Search the data for the string "height" and gather each line it is in.

▶ _Provided data_:
------------------------------------------------------------------------
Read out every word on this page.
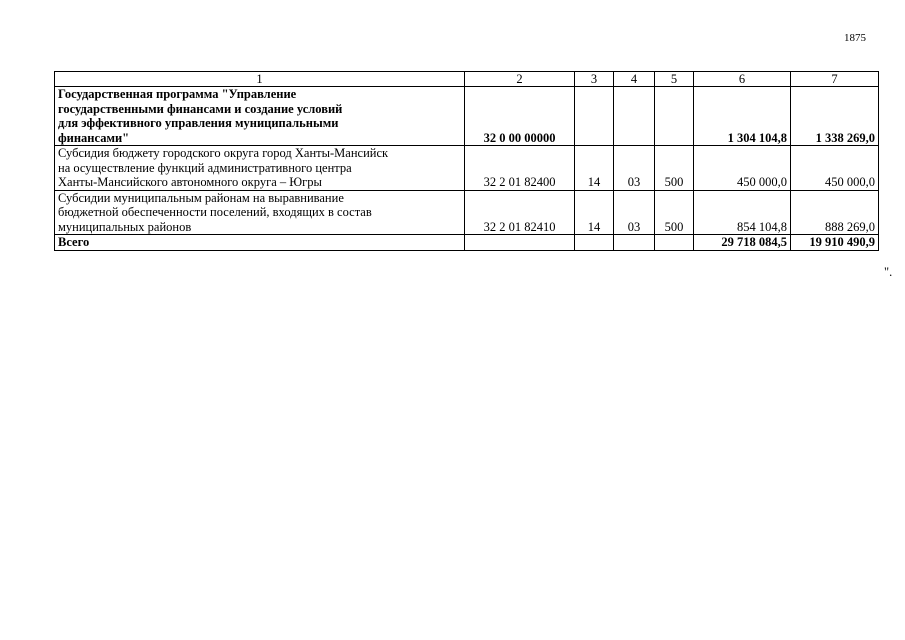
1875
1	2	3	4	5	6	7
Государственная программа "Управление
государственными финансами и создание условий
для эффективного управления муниципальными
финансами"	32 0 00 00000				1 304 104,8	1 338 269,0
Субсидия бюджету городского округа город Ханты-Мансийск
на осуществление функций административного центра
Ханты-Мансийского автономного округа – Югры	32 2 01 82400	14	03	500	450 000,0	450 000,0
Субсидии муниципальным районам на выравнивание
бюджетной обеспеченности поселений, входящих в состав
муниципальных районов	32 2 01 82410	14	03	500	854 104,8	888 269,0
Всего					29 718 084,5	19 910 490,9
".
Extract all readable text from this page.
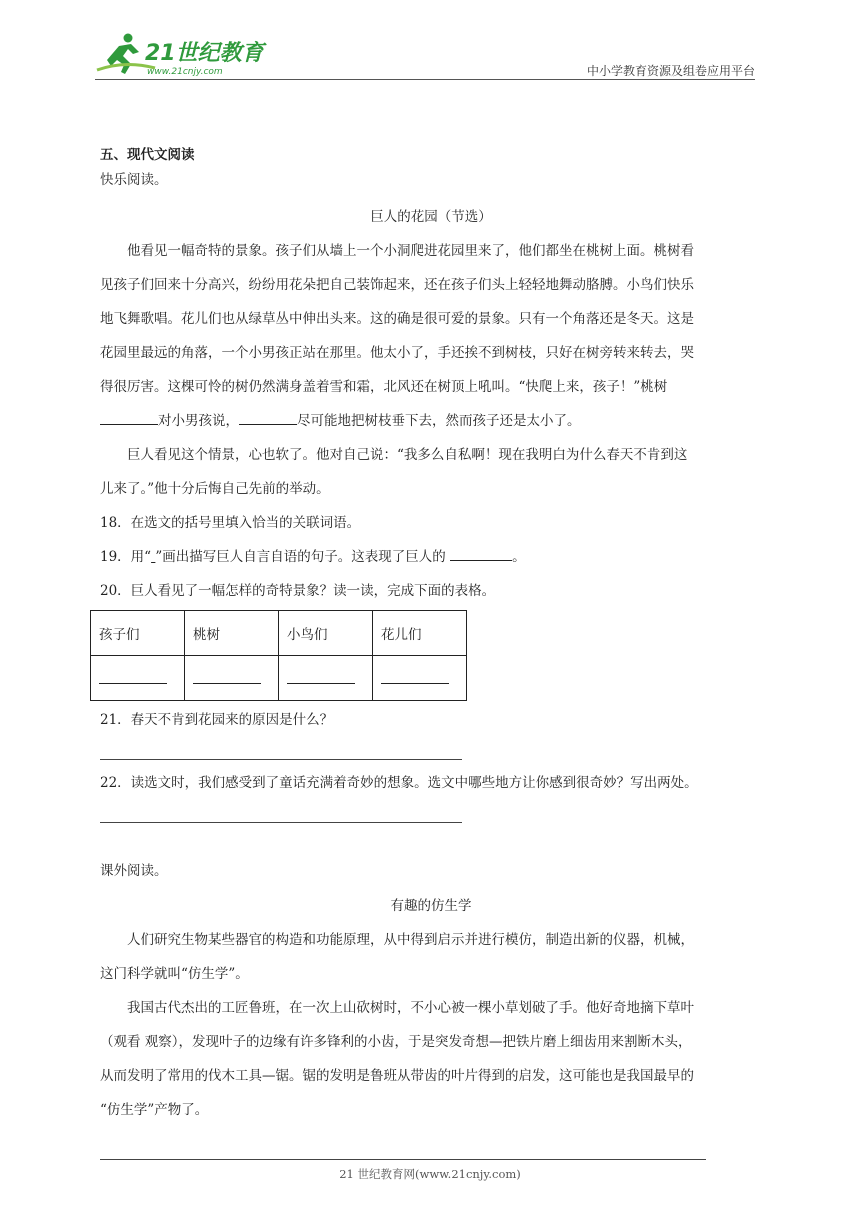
21世纪教育
www.21cnjy.com	中小学教育资源及组卷应用平台

五、现代文阅读

快乐阅读。

巨人的花园（节选）

他看见一幅奇特的景象。孩子们从墙上一个小洞爬进花园里来了，他们都坐在桃树上面。桃树看

见孩子们回来十分高兴，纷纷用花朵把自己装饰起来，还在孩子们头上轻轻地舞动胳膊。小鸟们快乐

地飞舞歌唱。花儿们也从绿草丛中伸出头来。这的确是很可爱的景象。只有一个角落还是冬天。这是

花园里最远的角落，一个小男孩正站在那里。他太小了，手还挨不到树枝，只好在树旁转来转去，哭

得很厉害。这棵可怜的树仍然满身盖着雪和霜，北风还在树顶上吼叫。“快爬上来，孩子！”桃树

对小男孩说，	尽可能地把树枝垂下去，然而孩子还是太小了。

巨人看见这个情景，心也软了。他对自己说：“我多么自私啊！现在我明白为什么春天不肯到这

儿来了。”他十分后悔自己先前的举动。

18．在选文的括号里填入恰当的关联词语。

19．用“ ”画出描写巨人自言自语的句子。这表现了巨人的	。

20．巨人看见了一幅怎样的奇特景象？读一读，完成下面的表格。

孩子们	桃树	小鸟们	花儿们

21．春天不肯到花园来的原因是什么？

22．读选文时，我们感受到了童话充满着奇妙的想象。选文中哪些地方让你感到很奇妙？写出两处。

课外阅读。

有趣的仿生学

人们研究生物某些器官的构造和功能原理，从中得到启示并进行模仿，制造出新的仪器，机械，

这门科学就叫“仿生学”。

我国古代杰出的工匠鲁班，在一次上山砍树时，不小心被一棵小草划破了手。他好奇地摘下草叶

（观看 观察），发现叶子的边缘有许多锋利的小齿，于是突发奇想—把铁片磨上细齿用来割断木头，

从而发明了常用的伐木工具—锯。锯的发明是鲁班从带齿的叶片得到的启发，这可能也是我国最早的

“仿生学”产物了。

21 世纪教育网(www.21cnjy.com)
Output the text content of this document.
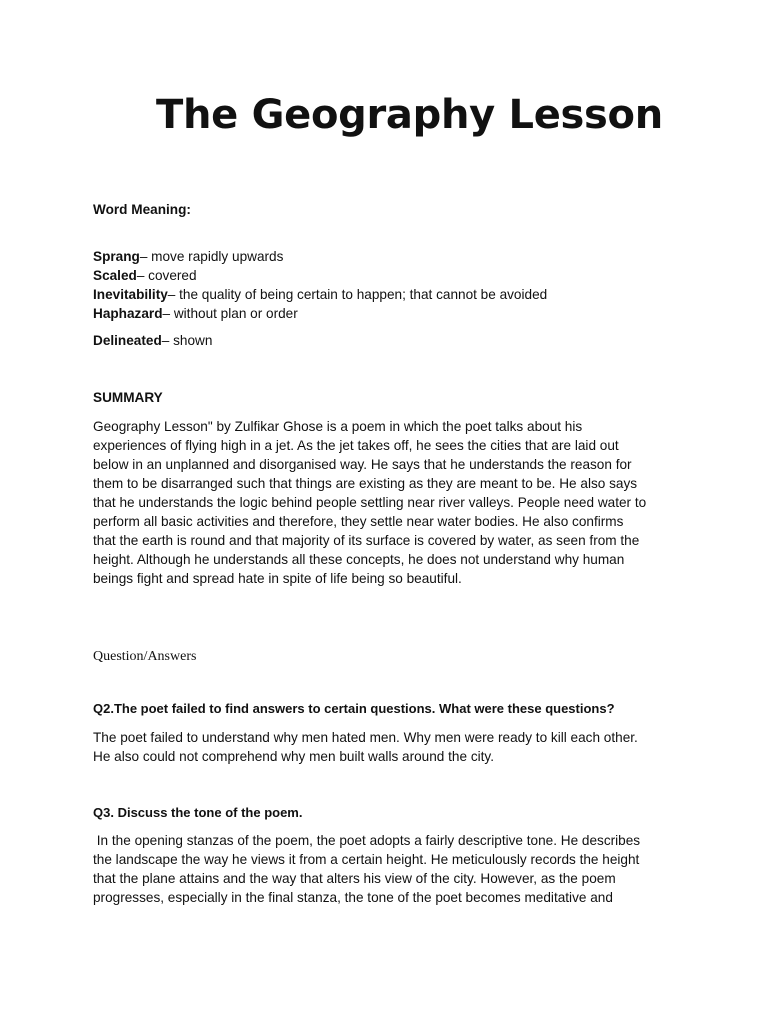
The Geography Lesson
Word Meaning:
Sprang– move rapidly upwards
Scaled– covered
Inevitability– the quality of being certain to happen; that cannot be avoided
Haphazard– without plan or order
Delineated– shown
SUMMARY
Geography Lesson" by Zulfikar Ghose is a poem in which the poet talks about his
experiences of flying high in a jet. As the jet takes off, he sees the cities that are laid out
below in an unplanned and disorganised way. He says that he understands the reason for
them to be disarranged such that things are existing as they are meant to be. He also says
that he understands the logic behind people settling near river valleys. People need water to
perform all basic activities and therefore, they settle near water bodies. He also confirms
that the earth is round and that majority of its surface is covered by water, as seen from the
height. Although he understands all these concepts, he does not understand why human
beings fight and spread hate in spite of life being so beautiful.
Question/Answers
Q2.The poet failed to find answers to certain questions. What were these questions?
The poet failed to understand why men hated men. Why men were ready to kill each other.
He also could not comprehend why men built walls around the city.
Q3. Discuss the tone of the poem.
In the opening stanzas of the poem, the poet adopts a fairly descriptive tone. He describes
the landscape the way he views it from a certain height. He meticulously records the height
that the plane attains and the way that alters his view of the city. However, as the poem
progresses, especially in the final stanza, the tone of the poet becomes meditative and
------------------------------------------------------------------------
▶ _Expected answer_:
height. Although he understands all these concepts, he does not understand why human
the landscape the way he views it from a certain height. He meticulously records the height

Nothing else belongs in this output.